Quidditch: A magical game played by aspiring wizards.
Squiditch: The most feared of all the Ocean STDs.
i make my smoothies with a handful of kale, parsley, cabbage, broccoli, lemon zest and ice and blend it all in the garbage disposal.
Learned a lot during my barefoot walk through the forest. Mainly that acorns are the earth’s legos
[sees giant spider in house]
[tells girlfriend “I got this”]
[slowly rolls up magazine]
[uses magazine as megaphone & yells out the window “SAVE US!!”]
writer: you know how cats chase mice?
producer: yea?
writer: this one has a twist
producer: *leaning back* go on
writer: the mouse outsmarts the cat
producer: *slamming hands on desk* preposterous!
writer: i call it tom & jerry
producer: *wiping tears* those are my names
ALADDIN: i can show you the world
JASMINE: wat why. do u kno that there are people out there. why do u think we live ina palace. no thank u
Just went to the water fountain at this IKEA, only to find 2 hydrogen fountains and an oxygen fountain.
I hate when I drop my chili cheese dog in my car and then I have to eat my whole car.
Why is it, once you pick up a flyswatter, the little buggers never land
i love that gatorade says 0% juice. like yeah we’re well aware there’s no fruit named “cool blue”

Data section >>
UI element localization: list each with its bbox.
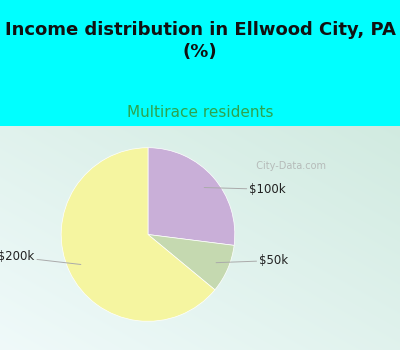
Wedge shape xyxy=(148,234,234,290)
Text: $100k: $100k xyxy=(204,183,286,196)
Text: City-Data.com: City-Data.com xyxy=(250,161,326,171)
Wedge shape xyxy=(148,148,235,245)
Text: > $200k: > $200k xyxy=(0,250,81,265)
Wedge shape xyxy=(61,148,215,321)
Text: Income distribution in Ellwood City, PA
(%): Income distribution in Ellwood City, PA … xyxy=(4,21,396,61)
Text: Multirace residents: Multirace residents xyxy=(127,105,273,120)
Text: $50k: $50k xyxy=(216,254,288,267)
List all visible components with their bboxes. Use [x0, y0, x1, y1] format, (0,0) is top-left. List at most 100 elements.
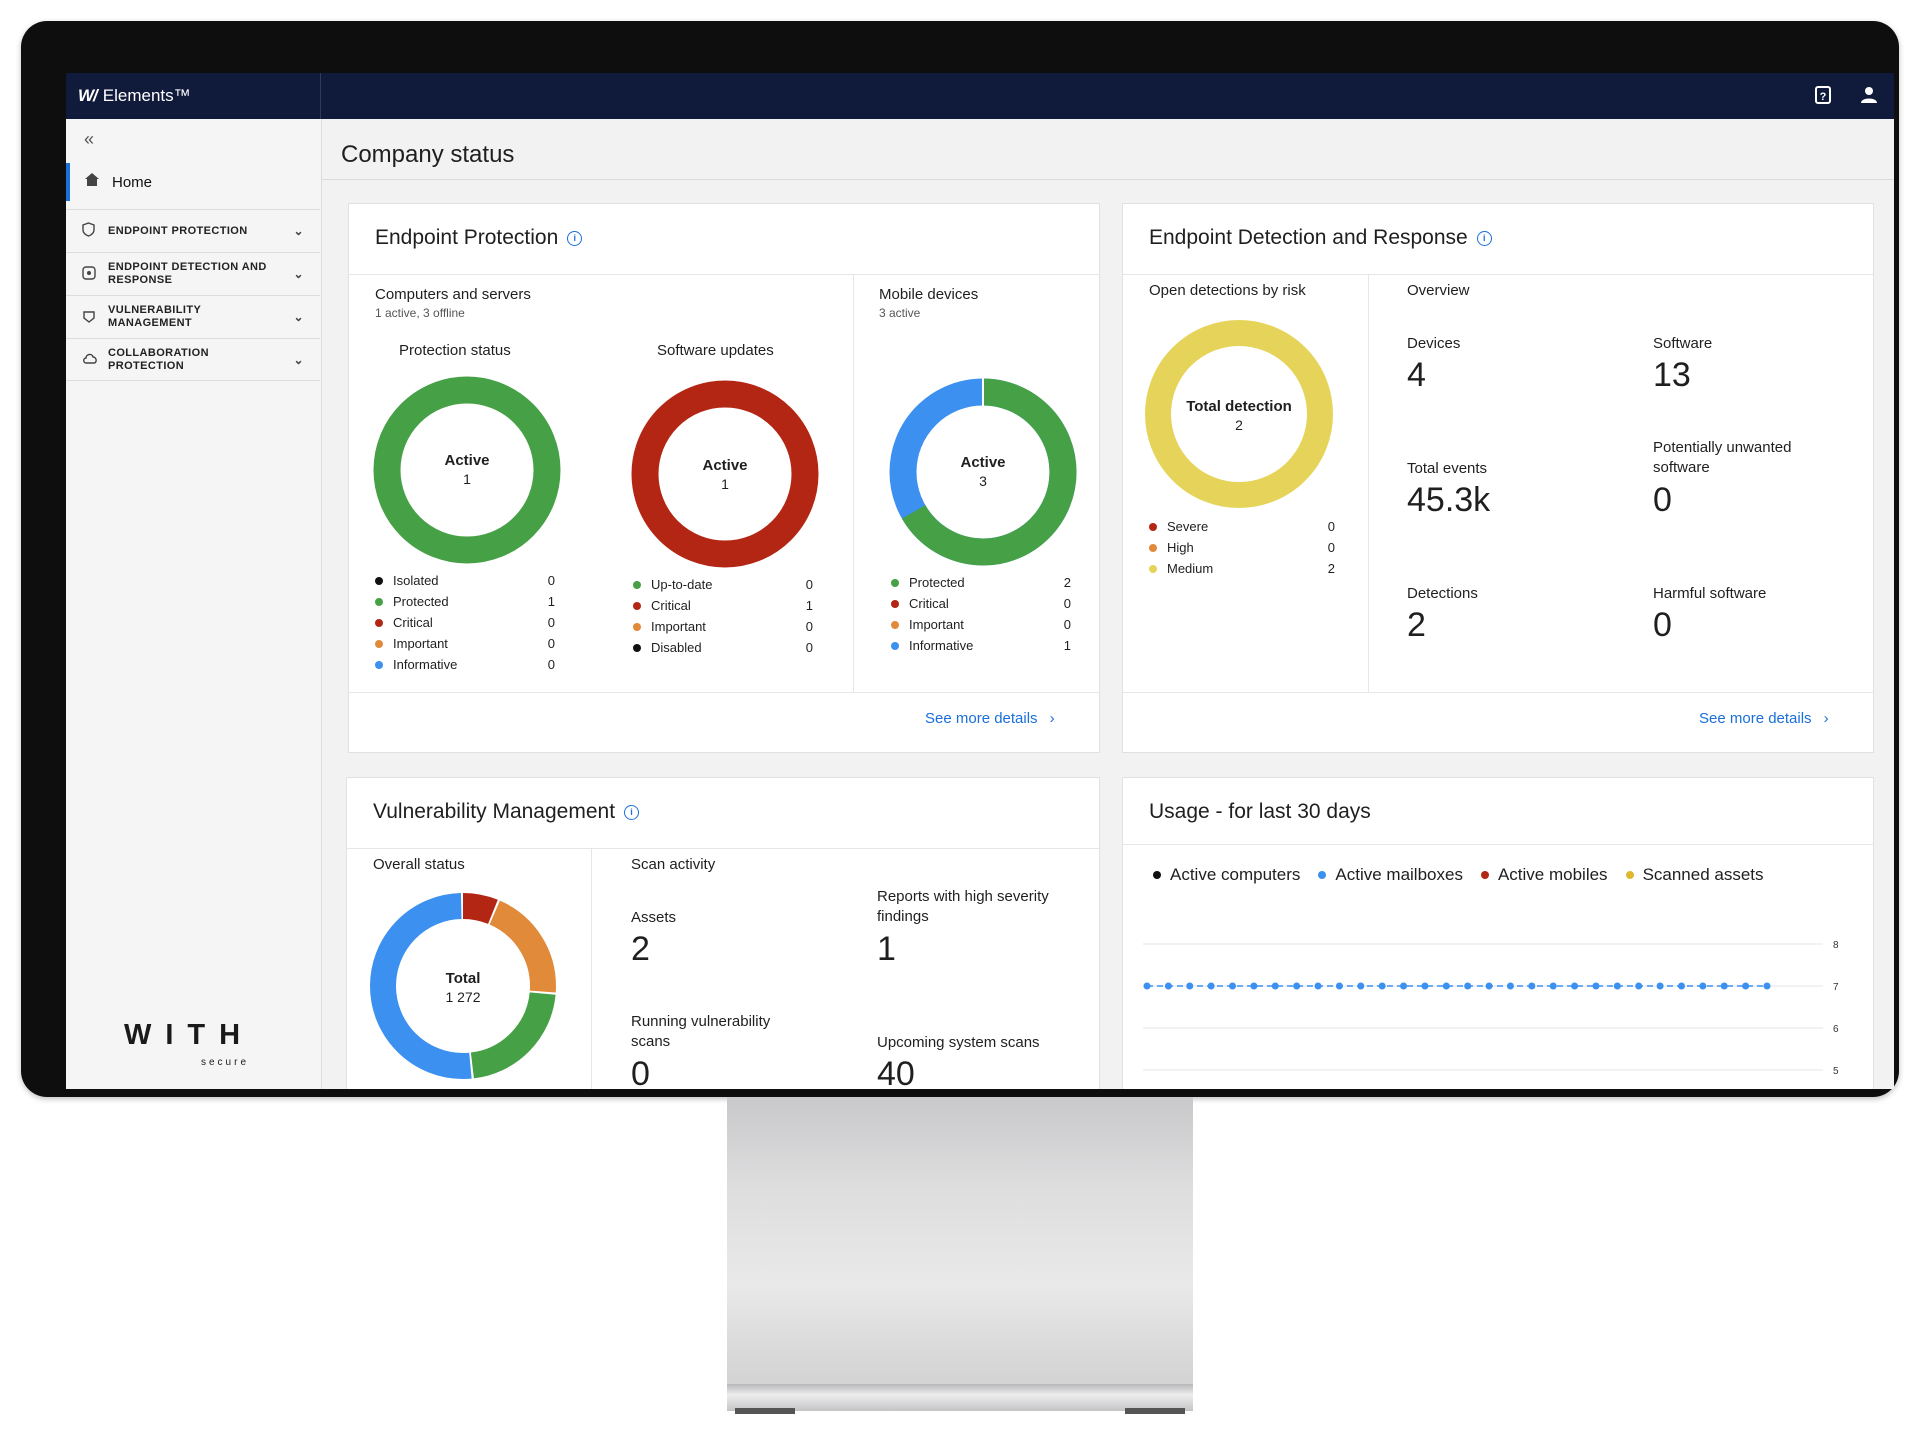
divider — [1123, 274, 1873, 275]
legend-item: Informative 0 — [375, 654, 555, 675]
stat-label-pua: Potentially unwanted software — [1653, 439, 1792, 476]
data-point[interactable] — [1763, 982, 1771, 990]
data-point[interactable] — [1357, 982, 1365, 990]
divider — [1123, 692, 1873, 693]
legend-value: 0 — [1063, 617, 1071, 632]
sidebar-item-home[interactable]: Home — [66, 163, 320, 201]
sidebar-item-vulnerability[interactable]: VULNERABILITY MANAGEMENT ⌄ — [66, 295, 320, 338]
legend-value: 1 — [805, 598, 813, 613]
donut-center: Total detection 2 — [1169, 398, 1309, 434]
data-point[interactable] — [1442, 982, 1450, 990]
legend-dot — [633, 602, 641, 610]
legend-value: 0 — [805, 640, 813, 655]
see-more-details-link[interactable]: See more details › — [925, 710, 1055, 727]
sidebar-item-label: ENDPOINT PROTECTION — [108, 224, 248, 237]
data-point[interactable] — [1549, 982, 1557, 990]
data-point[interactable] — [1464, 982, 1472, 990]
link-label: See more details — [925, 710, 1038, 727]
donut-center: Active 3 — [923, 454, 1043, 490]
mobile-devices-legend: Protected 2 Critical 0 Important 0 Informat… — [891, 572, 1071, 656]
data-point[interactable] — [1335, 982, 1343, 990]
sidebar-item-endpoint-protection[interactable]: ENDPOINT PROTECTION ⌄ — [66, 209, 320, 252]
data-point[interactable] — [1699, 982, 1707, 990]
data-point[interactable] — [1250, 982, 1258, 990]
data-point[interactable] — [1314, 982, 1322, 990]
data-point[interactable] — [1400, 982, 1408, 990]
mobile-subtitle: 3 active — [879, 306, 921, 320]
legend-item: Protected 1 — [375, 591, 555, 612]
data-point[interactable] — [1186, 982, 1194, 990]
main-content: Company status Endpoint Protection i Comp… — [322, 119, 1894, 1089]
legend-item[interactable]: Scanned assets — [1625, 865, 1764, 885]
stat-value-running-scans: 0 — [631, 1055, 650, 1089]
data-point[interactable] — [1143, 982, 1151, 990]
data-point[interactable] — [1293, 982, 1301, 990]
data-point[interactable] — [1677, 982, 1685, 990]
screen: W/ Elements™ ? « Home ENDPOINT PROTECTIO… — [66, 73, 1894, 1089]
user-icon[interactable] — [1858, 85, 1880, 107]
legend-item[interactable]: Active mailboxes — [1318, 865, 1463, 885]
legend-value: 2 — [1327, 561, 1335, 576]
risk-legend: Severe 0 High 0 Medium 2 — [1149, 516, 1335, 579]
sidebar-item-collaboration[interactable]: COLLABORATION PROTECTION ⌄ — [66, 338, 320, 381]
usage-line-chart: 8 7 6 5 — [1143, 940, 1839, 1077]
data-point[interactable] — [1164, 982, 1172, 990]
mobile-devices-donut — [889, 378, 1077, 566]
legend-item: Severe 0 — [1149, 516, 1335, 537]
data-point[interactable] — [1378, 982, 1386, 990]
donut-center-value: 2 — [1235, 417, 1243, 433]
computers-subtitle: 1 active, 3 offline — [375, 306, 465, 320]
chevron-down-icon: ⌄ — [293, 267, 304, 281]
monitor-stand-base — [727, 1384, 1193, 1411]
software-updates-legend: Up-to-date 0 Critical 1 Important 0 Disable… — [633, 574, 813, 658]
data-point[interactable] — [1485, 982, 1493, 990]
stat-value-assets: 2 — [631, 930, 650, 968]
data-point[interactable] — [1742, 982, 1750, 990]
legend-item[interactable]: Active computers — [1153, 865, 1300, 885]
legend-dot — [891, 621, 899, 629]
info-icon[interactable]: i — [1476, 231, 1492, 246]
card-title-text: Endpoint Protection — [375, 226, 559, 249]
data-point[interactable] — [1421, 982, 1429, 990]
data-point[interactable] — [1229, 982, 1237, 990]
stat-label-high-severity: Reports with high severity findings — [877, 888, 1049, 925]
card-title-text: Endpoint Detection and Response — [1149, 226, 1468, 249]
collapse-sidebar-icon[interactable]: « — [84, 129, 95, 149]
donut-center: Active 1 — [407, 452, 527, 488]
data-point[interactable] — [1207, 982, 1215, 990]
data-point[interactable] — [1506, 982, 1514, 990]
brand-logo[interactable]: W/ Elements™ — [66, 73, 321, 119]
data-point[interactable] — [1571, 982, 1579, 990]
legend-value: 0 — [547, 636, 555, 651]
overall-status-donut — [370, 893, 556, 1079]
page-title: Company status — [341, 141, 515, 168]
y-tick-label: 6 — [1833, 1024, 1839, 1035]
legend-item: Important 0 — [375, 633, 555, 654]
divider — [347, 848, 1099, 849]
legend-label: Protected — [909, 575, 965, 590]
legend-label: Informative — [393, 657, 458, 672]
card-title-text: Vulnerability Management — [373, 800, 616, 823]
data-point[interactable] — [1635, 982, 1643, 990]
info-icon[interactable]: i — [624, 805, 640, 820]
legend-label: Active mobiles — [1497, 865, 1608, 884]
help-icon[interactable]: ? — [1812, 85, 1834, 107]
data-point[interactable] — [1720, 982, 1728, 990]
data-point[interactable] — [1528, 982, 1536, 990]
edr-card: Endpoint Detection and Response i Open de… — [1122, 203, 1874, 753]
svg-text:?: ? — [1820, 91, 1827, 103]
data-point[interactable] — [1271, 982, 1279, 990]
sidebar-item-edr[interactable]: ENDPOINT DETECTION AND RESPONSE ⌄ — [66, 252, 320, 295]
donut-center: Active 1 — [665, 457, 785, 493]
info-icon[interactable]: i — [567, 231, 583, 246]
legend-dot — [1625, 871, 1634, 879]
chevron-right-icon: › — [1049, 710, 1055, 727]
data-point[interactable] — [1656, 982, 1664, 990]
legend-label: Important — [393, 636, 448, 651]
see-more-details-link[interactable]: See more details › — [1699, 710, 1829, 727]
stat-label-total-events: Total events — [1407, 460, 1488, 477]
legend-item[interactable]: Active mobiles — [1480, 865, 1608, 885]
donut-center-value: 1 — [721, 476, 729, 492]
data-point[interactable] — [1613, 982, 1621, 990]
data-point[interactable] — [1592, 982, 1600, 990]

--

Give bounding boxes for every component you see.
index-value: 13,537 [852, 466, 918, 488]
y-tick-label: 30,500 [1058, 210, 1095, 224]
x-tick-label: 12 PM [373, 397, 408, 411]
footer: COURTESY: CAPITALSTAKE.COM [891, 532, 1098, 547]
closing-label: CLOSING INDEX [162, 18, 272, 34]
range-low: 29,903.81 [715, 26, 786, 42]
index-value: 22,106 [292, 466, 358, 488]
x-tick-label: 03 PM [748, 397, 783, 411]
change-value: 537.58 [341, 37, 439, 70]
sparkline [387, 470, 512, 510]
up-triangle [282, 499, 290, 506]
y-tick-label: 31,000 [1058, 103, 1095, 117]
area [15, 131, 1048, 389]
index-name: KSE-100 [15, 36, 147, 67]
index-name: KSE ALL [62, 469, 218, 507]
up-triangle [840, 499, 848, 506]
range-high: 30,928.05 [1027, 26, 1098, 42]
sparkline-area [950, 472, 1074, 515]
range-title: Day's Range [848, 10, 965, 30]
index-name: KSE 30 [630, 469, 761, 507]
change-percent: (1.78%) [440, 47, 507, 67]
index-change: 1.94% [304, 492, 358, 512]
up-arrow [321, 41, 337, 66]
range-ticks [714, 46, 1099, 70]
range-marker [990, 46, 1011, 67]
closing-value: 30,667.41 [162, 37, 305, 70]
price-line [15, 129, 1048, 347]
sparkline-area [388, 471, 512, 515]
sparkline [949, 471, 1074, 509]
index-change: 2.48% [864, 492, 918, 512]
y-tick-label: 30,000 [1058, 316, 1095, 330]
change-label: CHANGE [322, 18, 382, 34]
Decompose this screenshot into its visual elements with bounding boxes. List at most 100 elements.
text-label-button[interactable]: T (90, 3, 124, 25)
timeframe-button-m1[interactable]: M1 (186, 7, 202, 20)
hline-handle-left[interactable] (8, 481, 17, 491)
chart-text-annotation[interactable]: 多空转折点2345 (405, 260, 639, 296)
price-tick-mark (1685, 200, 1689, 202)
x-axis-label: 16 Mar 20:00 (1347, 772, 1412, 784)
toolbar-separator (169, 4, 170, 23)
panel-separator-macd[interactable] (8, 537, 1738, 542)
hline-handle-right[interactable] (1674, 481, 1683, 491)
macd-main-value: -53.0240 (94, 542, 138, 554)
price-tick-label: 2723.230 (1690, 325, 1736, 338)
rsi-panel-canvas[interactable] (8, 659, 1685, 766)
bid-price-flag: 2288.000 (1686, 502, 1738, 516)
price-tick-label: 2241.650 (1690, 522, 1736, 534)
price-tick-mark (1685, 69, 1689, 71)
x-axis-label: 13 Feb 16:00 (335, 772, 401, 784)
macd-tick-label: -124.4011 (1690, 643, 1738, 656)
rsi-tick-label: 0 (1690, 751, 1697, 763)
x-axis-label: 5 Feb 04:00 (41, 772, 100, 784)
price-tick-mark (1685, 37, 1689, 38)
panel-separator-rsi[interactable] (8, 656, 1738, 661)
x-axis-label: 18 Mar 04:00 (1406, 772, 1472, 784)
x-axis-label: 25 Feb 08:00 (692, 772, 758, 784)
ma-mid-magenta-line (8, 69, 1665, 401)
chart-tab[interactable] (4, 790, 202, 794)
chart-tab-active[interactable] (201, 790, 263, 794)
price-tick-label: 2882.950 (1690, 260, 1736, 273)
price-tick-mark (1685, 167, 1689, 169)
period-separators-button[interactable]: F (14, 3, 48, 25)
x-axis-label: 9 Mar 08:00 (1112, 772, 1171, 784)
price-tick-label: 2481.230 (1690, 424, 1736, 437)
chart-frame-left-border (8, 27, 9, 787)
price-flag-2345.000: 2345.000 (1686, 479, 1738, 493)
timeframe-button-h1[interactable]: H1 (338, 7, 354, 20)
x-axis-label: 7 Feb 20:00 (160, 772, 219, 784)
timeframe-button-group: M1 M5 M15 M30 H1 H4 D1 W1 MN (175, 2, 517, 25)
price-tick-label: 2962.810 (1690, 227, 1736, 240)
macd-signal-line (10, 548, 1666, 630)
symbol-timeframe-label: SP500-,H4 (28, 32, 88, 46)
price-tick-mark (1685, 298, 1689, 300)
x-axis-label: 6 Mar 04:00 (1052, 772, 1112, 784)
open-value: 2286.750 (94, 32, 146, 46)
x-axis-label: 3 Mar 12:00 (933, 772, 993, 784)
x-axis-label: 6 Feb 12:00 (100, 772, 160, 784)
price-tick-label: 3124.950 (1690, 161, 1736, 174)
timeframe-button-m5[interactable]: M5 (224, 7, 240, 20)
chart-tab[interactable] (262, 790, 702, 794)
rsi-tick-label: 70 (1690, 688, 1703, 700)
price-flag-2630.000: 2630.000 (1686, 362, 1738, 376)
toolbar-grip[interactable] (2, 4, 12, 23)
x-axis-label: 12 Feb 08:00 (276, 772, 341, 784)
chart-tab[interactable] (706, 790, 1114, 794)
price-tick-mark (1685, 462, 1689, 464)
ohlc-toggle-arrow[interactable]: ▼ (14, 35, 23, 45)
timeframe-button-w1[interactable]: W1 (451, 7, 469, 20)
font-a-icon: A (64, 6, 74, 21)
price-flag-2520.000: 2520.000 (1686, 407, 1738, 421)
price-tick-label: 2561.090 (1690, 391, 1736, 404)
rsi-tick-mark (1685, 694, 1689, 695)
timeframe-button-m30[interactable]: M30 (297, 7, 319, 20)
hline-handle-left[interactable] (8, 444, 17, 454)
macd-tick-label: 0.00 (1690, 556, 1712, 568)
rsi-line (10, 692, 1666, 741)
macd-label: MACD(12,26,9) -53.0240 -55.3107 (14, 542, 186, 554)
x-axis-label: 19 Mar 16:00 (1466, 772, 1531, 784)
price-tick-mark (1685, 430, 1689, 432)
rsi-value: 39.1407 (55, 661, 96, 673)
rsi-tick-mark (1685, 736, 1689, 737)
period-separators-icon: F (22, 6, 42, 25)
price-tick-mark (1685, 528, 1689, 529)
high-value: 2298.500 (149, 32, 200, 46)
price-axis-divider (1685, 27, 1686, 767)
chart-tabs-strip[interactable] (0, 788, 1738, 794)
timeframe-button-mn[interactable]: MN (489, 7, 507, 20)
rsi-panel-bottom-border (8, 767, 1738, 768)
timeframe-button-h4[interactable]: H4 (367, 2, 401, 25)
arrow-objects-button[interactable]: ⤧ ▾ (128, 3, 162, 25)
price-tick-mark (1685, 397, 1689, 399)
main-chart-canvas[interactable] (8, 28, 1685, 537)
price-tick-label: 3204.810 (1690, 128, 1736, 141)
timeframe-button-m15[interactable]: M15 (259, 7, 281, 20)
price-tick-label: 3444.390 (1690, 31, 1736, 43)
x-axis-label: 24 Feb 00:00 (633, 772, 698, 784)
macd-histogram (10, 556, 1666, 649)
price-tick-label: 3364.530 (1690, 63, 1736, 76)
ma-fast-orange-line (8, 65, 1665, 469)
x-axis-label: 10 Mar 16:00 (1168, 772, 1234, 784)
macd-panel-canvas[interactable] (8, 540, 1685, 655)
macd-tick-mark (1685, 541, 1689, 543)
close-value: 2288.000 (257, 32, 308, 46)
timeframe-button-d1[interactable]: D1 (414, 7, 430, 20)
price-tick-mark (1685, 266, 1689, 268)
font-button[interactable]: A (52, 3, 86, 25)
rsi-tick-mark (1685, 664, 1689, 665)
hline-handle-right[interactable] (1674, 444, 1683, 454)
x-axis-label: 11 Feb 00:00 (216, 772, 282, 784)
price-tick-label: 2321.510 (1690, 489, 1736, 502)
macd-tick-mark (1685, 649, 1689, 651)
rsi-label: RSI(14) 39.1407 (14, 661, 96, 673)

--

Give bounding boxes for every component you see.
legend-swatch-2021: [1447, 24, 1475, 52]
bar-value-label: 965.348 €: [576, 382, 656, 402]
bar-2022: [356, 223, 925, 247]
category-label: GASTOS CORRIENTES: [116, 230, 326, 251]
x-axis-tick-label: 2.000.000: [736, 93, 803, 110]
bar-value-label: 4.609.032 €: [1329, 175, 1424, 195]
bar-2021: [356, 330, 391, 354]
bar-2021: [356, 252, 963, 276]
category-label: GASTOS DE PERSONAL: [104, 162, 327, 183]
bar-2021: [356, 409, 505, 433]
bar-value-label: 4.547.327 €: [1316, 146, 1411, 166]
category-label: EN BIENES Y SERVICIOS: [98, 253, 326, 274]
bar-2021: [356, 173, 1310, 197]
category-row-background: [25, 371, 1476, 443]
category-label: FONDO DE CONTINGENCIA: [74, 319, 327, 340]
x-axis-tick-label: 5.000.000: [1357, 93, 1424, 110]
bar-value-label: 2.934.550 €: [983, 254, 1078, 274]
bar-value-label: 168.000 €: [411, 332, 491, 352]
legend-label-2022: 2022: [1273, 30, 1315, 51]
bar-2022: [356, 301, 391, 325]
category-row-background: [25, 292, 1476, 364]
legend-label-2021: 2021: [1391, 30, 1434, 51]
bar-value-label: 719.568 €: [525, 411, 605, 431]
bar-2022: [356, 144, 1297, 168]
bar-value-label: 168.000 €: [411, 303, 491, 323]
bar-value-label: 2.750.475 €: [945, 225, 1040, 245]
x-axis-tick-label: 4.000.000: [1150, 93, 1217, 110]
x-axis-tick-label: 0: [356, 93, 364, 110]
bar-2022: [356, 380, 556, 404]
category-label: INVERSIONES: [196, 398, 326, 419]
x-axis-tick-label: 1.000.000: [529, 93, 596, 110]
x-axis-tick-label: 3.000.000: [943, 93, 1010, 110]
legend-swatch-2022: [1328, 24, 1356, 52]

Tasks for this exercise >>
• 1. Reproduce verbatim the part of the joke collection between "producer: yea?" and "an oxygen fountain.", inclusive.
• 2. In the joke collection, what does the speaker find after going to the water fountain at IKEA?
The listing is not required for any of this work.

The solutions >>
• 1.
producer: yea?
writer: this one has a twist
producer: *leaning back* go on
writer: the mouse outsmarts the cat
producer: *slamming hands on desk* preposterous!
writer: i call it tom & jerry
producer: *wiping tears* those are my names
ALADDIN: i can show you the world
JASMINE: wat why. do u kno that there are people out there. why do u think we live ina palace. no thank u
Just went to the water fountain at this IKEA, only to find 2 hydrogen fountains and an oxygen fountain.

• 2. Two hydrogen fountains and an oxygen fountain.